(Recorded data)

———

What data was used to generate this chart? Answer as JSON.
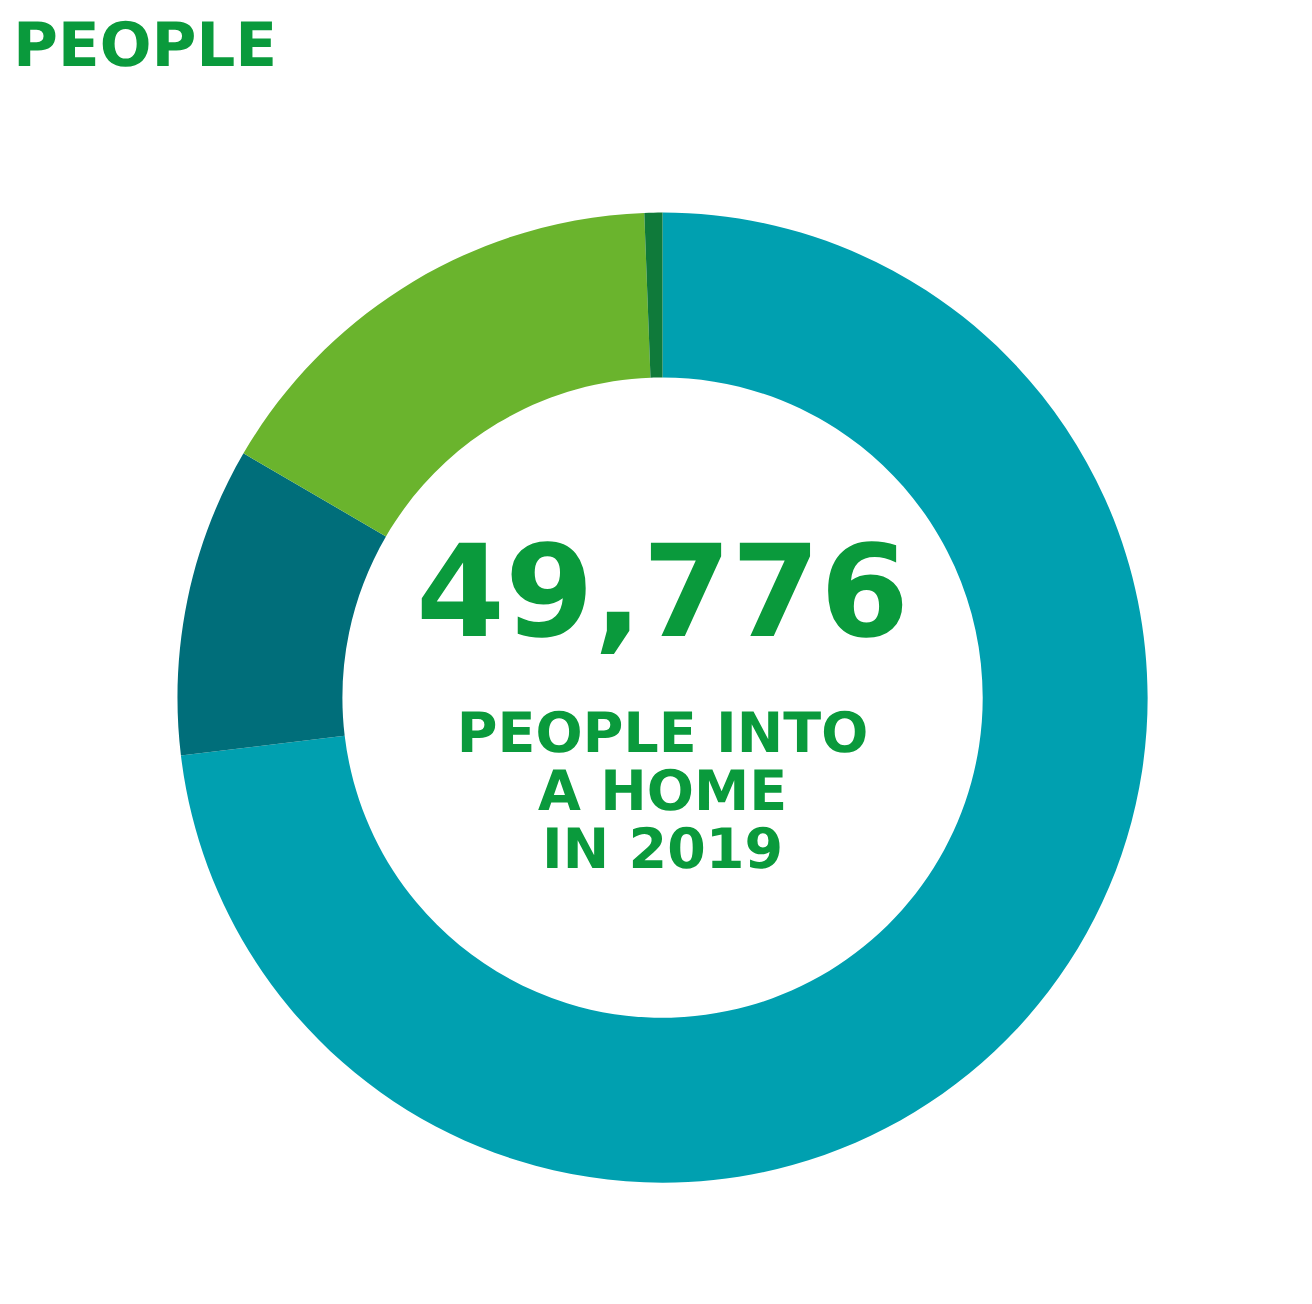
{
  "chart_data": {
    "type": "donut",
    "title": "PEOPLE",
    "categories": [
      null,
      null,
      null,
      null
    ],
    "values": [
      73.1,
      10.3,
      16.0,
      0.6
    ],
    "colors": [
      "#00a0b0",
      "#006e7a",
      "#6ab42d",
      "#0f7a3a"
    ],
    "annotations": [
      "49,776",
      "PEOPLE INTO\nA HOME\nIN 2019"
    ],
    "legend": false
  }
}
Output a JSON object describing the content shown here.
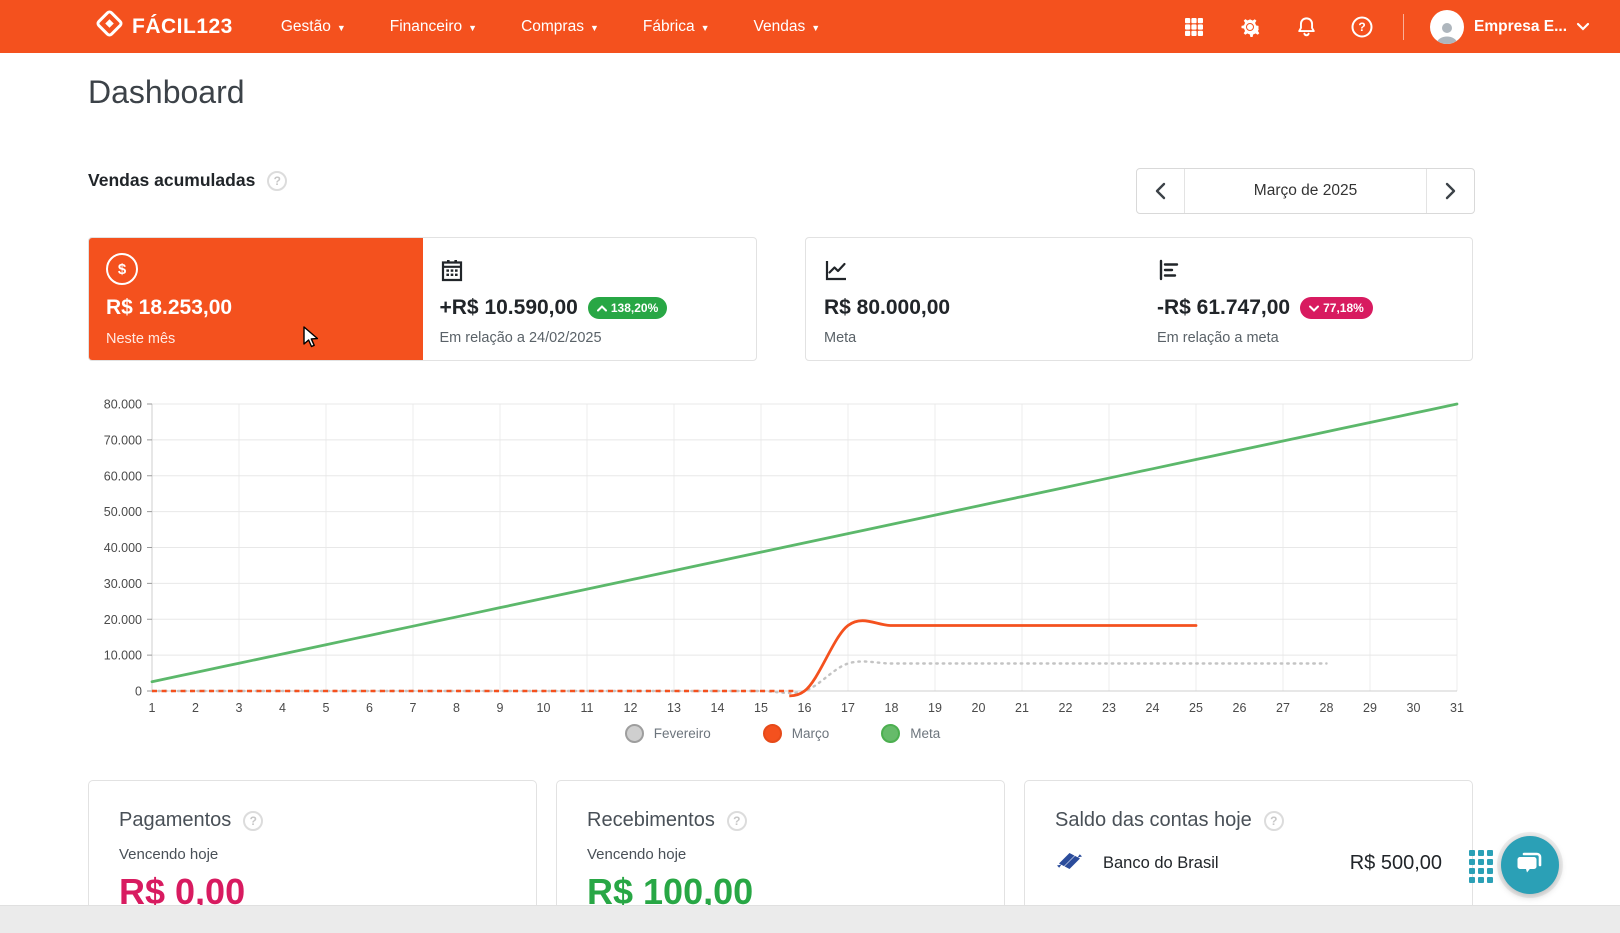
{
  "navbar": {
    "brand": "FÁCIL123",
    "menus": [
      {
        "label": "Gestão"
      },
      {
        "label": "Financeiro"
      },
      {
        "label": "Compras"
      },
      {
        "label": "Fábrica"
      },
      {
        "label": "Vendas"
      }
    ],
    "icons": [
      "apps-grid-icon",
      "settings-gear-icon",
      "notifications-bell-icon",
      "help-icon"
    ],
    "user": {
      "name": "Empresa E..."
    }
  },
  "page": {
    "title": "Dashboard"
  },
  "sales_section": {
    "title": "Vendas acumuladas",
    "period_label": "Março de 2025",
    "cards": {
      "current": {
        "value": "R$ 18.253,00",
        "label": "Neste mês",
        "icon": "dollar-circle-icon"
      },
      "comparison": {
        "value": "+R$ 10.590,00",
        "badge_text": "138,20%",
        "badge_direction": "up",
        "badge_color": "#28A745",
        "label": "Em relação a 24/02/2025",
        "icon": "calendar-icon"
      },
      "goal": {
        "value": "R$ 80.000,00",
        "label": "Meta",
        "icon": "line-chart-icon"
      },
      "vs_goal": {
        "value": "-R$ 61.747,00",
        "badge_text": "77,18%",
        "badge_direction": "down",
        "badge_color": "#D81B60",
        "label": "Em relação a meta",
        "icon": "bar-chart-icon"
      }
    }
  },
  "chart_data": {
    "type": "line",
    "title": "Vendas acumuladas",
    "x": [
      1,
      2,
      3,
      4,
      5,
      6,
      7,
      8,
      9,
      10,
      11,
      12,
      13,
      14,
      15,
      16,
      17,
      18,
      19,
      20,
      21,
      22,
      23,
      24,
      25,
      26,
      27,
      28,
      29,
      30,
      31
    ],
    "xlabel": "",
    "ylabel": "",
    "ylim": [
      0,
      80000
    ],
    "yticks": [
      "0",
      "10.000",
      "20.000",
      "30.000",
      "40.000",
      "50.000",
      "60.000",
      "70.000",
      "80.000"
    ],
    "ytick_values": [
      0,
      10000,
      20000,
      30000,
      40000,
      50000,
      60000,
      70000,
      80000
    ],
    "grid": true,
    "legend_position": "bottom",
    "series": [
      {
        "name": "Fevereiro",
        "style": "dotted",
        "color": "#c4c4c4",
        "legend_fill": "#cfcfcf",
        "legend_border": "#9e9e9e",
        "values": [
          0,
          0,
          0,
          0,
          0,
          0,
          0,
          0,
          0,
          0,
          0,
          0,
          0,
          0,
          0,
          0,
          7663,
          7663,
          7663,
          7663,
          7663,
          7663,
          7663,
          7663,
          7663,
          7663,
          7663,
          7663
        ]
      },
      {
        "name": "Março",
        "style": "dashed-flat-then-solid",
        "color": "#F4511E",
        "legend_fill": "#F4511E",
        "legend_border": "#E64A19",
        "values": [
          0,
          0,
          0,
          0,
          0,
          0,
          0,
          0,
          0,
          0,
          0,
          0,
          0,
          0,
          0,
          0,
          18253,
          18253,
          18253,
          18253,
          18253,
          18253,
          18253,
          18253,
          18253
        ]
      },
      {
        "name": "Meta",
        "style": "solid",
        "color": "#5CB86B",
        "legend_fill": "#66BB6A",
        "legend_border": "#4CAF50",
        "values": [
          2581,
          5161,
          7742,
          10323,
          12903,
          15484,
          18065,
          20645,
          23226,
          25806,
          28387,
          30968,
          33548,
          36129,
          38710,
          41290,
          43871,
          46452,
          49032,
          51613,
          54194,
          56774,
          59355,
          61935,
          64516,
          67097,
          69677,
          72258,
          74839,
          77419,
          80000
        ]
      }
    ]
  },
  "bottom_cards": {
    "pagamentos": {
      "title": "Pagamentos",
      "subtitle": "Vencendo hoje",
      "value": "R$ 0,00",
      "value_color": "#D81B60"
    },
    "recebimentos": {
      "title": "Recebimentos",
      "subtitle": "Vencendo hoje",
      "value": "R$ 100,00",
      "value_color": "#28A745"
    },
    "saldo": {
      "title": "Saldo das contas hoje",
      "bank": "Banco do Brasil",
      "bank_icon": "banco-do-brasil-logo",
      "value": "R$ 500,00"
    }
  },
  "colors": {
    "accent_orange": "#F4511E",
    "badge_green": "#28A745",
    "badge_pink": "#D81B60",
    "meta_green": "#5CB86B",
    "feb_gray": "#c4c4c4",
    "chat_teal": "#2BA0B6",
    "bb_blue": "#2B4C9B"
  }
}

———

# Exercise
Reproduce the whole listing above word for word, but not its pictures.

# Answer to the problem
What data was used to generate this chart? Answer as JSON.
{
  "chart_data": {
    "type": "donut",
    "title": "PEOPLE",
    "categories": [
      null,
      null,
      null,
      null
    ],
    "values": [
      73.1,
      10.3,
      16.0,
      0.6
    ],
    "colors": [
      "#00a0b0",
      "#006e7a",
      "#6ab42d",
      "#0f7a3a"
    ],
    "annotations": [
      "49,776",
      "PEOPLE INTO\nA HOME\nIN 2019"
    ],
    "legend": false
  }
}
Output a JSON object describing the content shown here.
{
  "navbar": {
    "brand": "FÁCIL123",
    "menus": [
      {
        "label": "Gestão"
      },
      {
        "label": "Financeiro"
      },
      {
        "label": "Compras"
      },
      {
        "label": "Fábrica"
      },
      {
        "label": "Vendas"
      }
    ],
    "icons": [
      "apps-grid-icon",
      "settings-gear-icon",
      "notifications-bell-icon",
      "help-icon"
    ],
    "user": {
      "name": "Empresa E..."
    }
  },
  "page": {
    "title": "Dashboard"
  },
  "sales_section": {
    "title": "Vendas acumuladas",
    "period_label": "Março de 2025",
    "cards": {
      "current": {
        "value": "R$ 18.253,00",
        "label": "Neste mês",
        "icon": "dollar-circle-icon"
      },
      "comparison": {
        "value": "+R$ 10.590,00",
        "badge_text": "138,20%",
        "badge_direction": "up",
        "badge_color": "#28A745",
        "label": "Em relação a 24/02/2025",
        "icon": "calendar-icon"
      },
      "goal": {
        "value": "R$ 80.000,00",
        "label": "Meta",
        "icon": "line-chart-icon"
      },
      "vs_goal": {
        "value": "-R$ 61.747,00",
        "badge_text": "77,18%",
        "badge_direction": "down",
        "badge_color": "#D81B60",
        "label": "Em relação a meta",
        "icon": "bar-chart-icon"
      }
    }
  },
  "chart_data": {
    "type": "line",
    "title": "Vendas acumuladas",
    "x": [
      1,
      2,
      3,
      4,
      5,
      6,
      7,
      8,
      9,
      10,
      11,
      12,
      13,
      14,
      15,
      16,
      17,
      18,
      19,
      20,
      21,
      22,
      23,
      24,
      25,
      26,
      27,
      28,
      29,
      30,
      31
    ],
    "xlabel": "",
    "ylabel": "",
    "ylim": [
      0,
      80000
    ],
    "yticks": [
      "0",
      "10.000",
      "20.000",
      "30.000",
      "40.000",
      "50.000",
      "60.000",
      "70.000",
      "80.000"
    ],
    "ytick_values": [
      0,
      10000,
      20000,
      30000,
      40000,
      50000,
      60000,
      70000,
      80000
    ],
    "grid": true,
    "legend_position": "bottom",
    "series": [
      {
        "name": "Fevereiro",
        "style": "dotted",
        "color": "#c4c4c4",
        "legend_fill": "#cfcfcf",
        "legend_border": "#9e9e9e",
        "values": [
          0,
          0,
          0,
          0,
          0,
          0,
          0,
          0,
          0,
          0,
          0,
          0,
          0,
          0,
          0,
          0,
          7663,
          7663,
          7663,
          7663,
          7663,
          7663,
          7663,
          7663,
          7663,
          7663,
          7663,
          7663
        ]
      },
      {
        "name": "Março",
        "style": "dashed-flat-then-solid",
        "color": "#F4511E",
        "legend_fill": "#F4511E",
        "legend_border": "#E64A19",
        "values": [
          0,
          0,
          0,
          0,
          0,
          0,
          0,
          0,
          0,
          0,
          0,
          0,
          0,
          0,
          0,
          0,
          18253,
          18253,
          18253,
          18253,
          18253,
          18253,
          18253,
          18253,
          18253
        ]
      },
      {
        "name": "Meta",
        "style": "solid",
        "color": "#5CB86B",
        "legend_fill": "#66BB6A",
        "legend_border": "#4CAF50",
        "values": [
          2581,
          5161,
          7742,
          10323,
          12903,
          15484,
          18065,
          20645,
          23226,
          25806,
          28387,
          30968,
          33548,
          36129,
          38710,
          41290,
          43871,
          46452,
          49032,
          51613,
          54194,
          56774,
          59355,
          61935,
          64516,
          67097,
          69677,
          72258,
          74839,
          77419,
          80000
        ]
      }
    ]
  },
  "bottom_cards": {
    "pagamentos": {
      "title": "Pagamentos",
      "subtitle": "Vencendo hoje",
      "value": "R$ 0,00",
      "value_color": "#D81B60"
    },
    "recebimentos": {
      "title": "Recebimentos",
      "subtitle": "Vencendo hoje",
      "value": "R$ 100,00",
      "value_color": "#28A745"
    },
    "saldo": {
      "title": "Saldo das contas hoje",
      "bank": "Banco do Brasil",
      "bank_icon": "banco-do-brasil-logo",
      "value": "R$ 500,00"
    }
  },
  "colors": {
    "accent_orange": "#F4511E",
    "badge_green": "#28A745",
    "badge_pink": "#D81B60",
    "meta_green": "#5CB86B",
    "feb_gray": "#c4c4c4",
    "chat_teal": "#2BA0B6",
    "bb_blue": "#2B4C9B"
  }
}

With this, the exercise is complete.